• [TASK INSTRUCTIONS] Give every line below again, exactly.
::::::
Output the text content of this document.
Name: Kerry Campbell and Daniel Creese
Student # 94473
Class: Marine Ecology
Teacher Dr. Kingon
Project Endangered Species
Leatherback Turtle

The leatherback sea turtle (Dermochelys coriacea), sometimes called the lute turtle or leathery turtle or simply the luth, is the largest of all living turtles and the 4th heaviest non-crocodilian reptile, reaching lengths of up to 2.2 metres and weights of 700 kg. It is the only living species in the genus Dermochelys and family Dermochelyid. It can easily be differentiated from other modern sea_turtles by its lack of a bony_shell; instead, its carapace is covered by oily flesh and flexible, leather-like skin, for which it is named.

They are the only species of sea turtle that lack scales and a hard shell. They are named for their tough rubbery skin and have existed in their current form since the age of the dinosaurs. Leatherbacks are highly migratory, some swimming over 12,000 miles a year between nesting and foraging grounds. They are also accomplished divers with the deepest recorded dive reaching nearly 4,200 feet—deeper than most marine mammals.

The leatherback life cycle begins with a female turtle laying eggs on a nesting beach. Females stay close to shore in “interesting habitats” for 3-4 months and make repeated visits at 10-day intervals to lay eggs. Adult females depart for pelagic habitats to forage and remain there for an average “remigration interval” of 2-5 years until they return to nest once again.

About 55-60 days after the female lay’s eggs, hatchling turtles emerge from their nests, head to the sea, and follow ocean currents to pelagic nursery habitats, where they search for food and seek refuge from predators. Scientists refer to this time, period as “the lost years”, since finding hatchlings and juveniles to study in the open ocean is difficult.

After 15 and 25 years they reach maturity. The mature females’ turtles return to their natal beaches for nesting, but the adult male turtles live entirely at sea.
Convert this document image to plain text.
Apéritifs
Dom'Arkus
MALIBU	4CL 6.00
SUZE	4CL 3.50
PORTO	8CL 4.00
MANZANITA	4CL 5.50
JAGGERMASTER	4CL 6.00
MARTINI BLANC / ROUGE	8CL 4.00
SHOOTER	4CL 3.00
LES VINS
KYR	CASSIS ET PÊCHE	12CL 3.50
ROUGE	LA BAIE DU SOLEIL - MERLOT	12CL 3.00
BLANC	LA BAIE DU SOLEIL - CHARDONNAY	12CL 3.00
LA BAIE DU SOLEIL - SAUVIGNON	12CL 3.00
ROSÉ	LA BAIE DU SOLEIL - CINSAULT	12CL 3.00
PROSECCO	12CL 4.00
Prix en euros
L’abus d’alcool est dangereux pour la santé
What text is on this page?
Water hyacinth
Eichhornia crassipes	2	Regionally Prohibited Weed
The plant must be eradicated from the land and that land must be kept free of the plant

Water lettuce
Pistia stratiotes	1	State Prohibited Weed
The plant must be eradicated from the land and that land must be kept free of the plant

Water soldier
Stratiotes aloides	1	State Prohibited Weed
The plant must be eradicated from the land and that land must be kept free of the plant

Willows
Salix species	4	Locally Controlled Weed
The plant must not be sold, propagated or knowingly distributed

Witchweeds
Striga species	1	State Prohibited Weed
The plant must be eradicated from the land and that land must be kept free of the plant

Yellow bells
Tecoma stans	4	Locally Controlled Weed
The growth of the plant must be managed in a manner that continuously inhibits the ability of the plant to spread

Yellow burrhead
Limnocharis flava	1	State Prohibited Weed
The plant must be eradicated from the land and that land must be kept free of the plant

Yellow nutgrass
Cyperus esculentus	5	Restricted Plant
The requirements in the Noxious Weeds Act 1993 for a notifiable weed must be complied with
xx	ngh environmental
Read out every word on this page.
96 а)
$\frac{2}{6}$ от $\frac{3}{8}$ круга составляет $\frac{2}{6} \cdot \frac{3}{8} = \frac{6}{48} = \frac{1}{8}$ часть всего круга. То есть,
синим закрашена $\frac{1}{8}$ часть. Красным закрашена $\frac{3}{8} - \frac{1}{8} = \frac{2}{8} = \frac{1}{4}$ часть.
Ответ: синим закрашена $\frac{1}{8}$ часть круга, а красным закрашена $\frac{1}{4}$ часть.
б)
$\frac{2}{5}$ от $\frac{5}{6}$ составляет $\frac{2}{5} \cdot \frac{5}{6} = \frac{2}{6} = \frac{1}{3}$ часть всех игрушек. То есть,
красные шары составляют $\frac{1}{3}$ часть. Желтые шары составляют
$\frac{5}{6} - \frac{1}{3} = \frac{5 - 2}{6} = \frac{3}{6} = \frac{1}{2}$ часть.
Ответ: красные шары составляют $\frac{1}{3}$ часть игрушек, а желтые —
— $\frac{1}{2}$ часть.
::::::
• [THE RESULT]
Output the text content of this document.
Name: Kerry Campbell and Daniel Creese
Student # 94473
Class: Marine Ecology
Teacher Dr. Kingon
Project Endangered Species
Leatherback Turtle

The leatherback sea turtle (Dermochelys coriacea), sometimes called the lute turtle or leathery turtle or simply the luth, is the largest of all living turtles and the 4th heaviest non-crocodilian reptile, reaching lengths of up to 2.2 metres and weights of 700 kg. It is the only living species in the genus Dermochelys and family Dermochelyid. It can easily be differentiated from other modern sea_turtles by its lack of a bony_shell; instead, its carapace is covered by oily flesh and flexible, leather-like skin, for which it is named.

They are the only species of sea turtle that lack scales and a hard shell. They are named for their tough rubbery skin and have existed in their current form since the age of the dinosaurs. Leatherbacks are highly migratory, some swimming over 12,000 miles a year between nesting and foraging grounds. They are also accomplished divers with the deepest recorded dive reaching nearly 4,200 feet—deeper than most marine mammals.

The leatherback life cycle begins with a female turtle laying eggs on a nesting beach. Females stay close to shore in “interesting habitats” for 3-4 months and make repeated visits at 10-day intervals to lay eggs. Adult females depart for pelagic habitats to forage and remain there for an average “remigration interval” of 2-5 years until they return to nest once again.

About 55-60 days after the female lay’s eggs, hatchling turtles emerge from their nests, head to the sea, and follow ocean currents to pelagic nursery habitats, where they search for food and seek refuge from predators. Scientists refer to this time, period as “the lost years”, since finding hatchlings and juveniles to study in the open ocean is difficult.

After 15 and 25 years they reach maturity. The mature females’ turtles return to their natal beaches for nesting, but the adult male turtles live entirely at sea.
Convert this document image to plain text.
Apéritifs
Dom'Arkus
MALIBU	4CL 6.00
SUZE	4CL 3.50
PORTO	8CL 4.00
MANZANITA	4CL 5.50
JAGGERMASTER	4CL 6.00
MARTINI BLANC / ROUGE	8CL 4.00
SHOOTER	4CL 3.00
LES VINS
KYR	CASSIS ET PÊCHE	12CL 3.50
ROUGE	LA BAIE DU SOLEIL - MERLOT	12CL 3.00
BLANC	LA BAIE DU SOLEIL - CHARDONNAY	12CL 3.00
LA BAIE DU SOLEIL - SAUVIGNON	12CL 3.00
ROSÉ	LA BAIE DU SOLEIL - CINSAULT	12CL 3.00
PROSECCO	12CL 4.00
Prix en euros
L’abus d’alcool est dangereux pour la santé
What text is on this page?
Water hyacinth
Eichhornia crassipes	2	Regionally Prohibited Weed
The plant must be eradicated from the land and that land must be kept free of the plant

Water lettuce
Pistia stratiotes	1	State Prohibited Weed
The plant must be eradicated from the land and that land must be kept free of the plant

Water soldier
Stratiotes aloides	1	State Prohibited Weed
The plant must be eradicated from the land and that land must be kept free of the plant

Willows
Salix species	4	Locally Controlled Weed
The plant must not be sold, propagated or knowingly distributed

Witchweeds
Striga species	1	State Prohibited Weed
The plant must be eradicated from the land and that land must be kept free of the plant

Yellow bells
Tecoma stans	4	Locally Controlled Weed
The growth of the plant must be managed in a manner that continuously inhibits the ability of the plant to spread

Yellow burrhead
Limnocharis flava	1	State Prohibited Weed
The plant must be eradicated from the land and that land must be kept free of the plant

Yellow nutgrass
Cyperus esculentus	5	Restricted Plant
The requirements in the Noxious Weeds Act 1993 for a notifiable weed must be complied with
xx	ngh environmental
Read out every word on this page.
96 а)
$\frac{2}{6}$ от $\frac{3}{8}$ круга составляет $\frac{2}{6} \cdot \frac{3}{8} = \frac{6}{48} = \frac{1}{8}$ часть всего круга. То есть,
синим закрашена $\frac{1}{8}$ часть. Красным закрашена $\frac{3}{8} - \frac{1}{8} = \frac{2}{8} = \frac{1}{4}$ часть.
Ответ: синим закрашена $\frac{1}{8}$ часть круга, а красным закрашена $\frac{1}{4}$ часть.
б)
$\frac{2}{5}$ от $\frac{5}{6}$ составляет $\frac{2}{5} \cdot \frac{5}{6} = \frac{2}{6} = \frac{1}{3}$ часть всех игрушек. То есть,
красные шары составляют $\frac{1}{3}$ часть. Желтые шары составляют
$\frac{5}{6} - \frac{1}{3} = \frac{5 - 2}{6} = \frac{3}{6} = \frac{1}{2}$ часть.
Ответ: красные шары составляют $\frac{1}{3}$ часть игрушек, а желтые —
— $\frac{1}{2}$ часть.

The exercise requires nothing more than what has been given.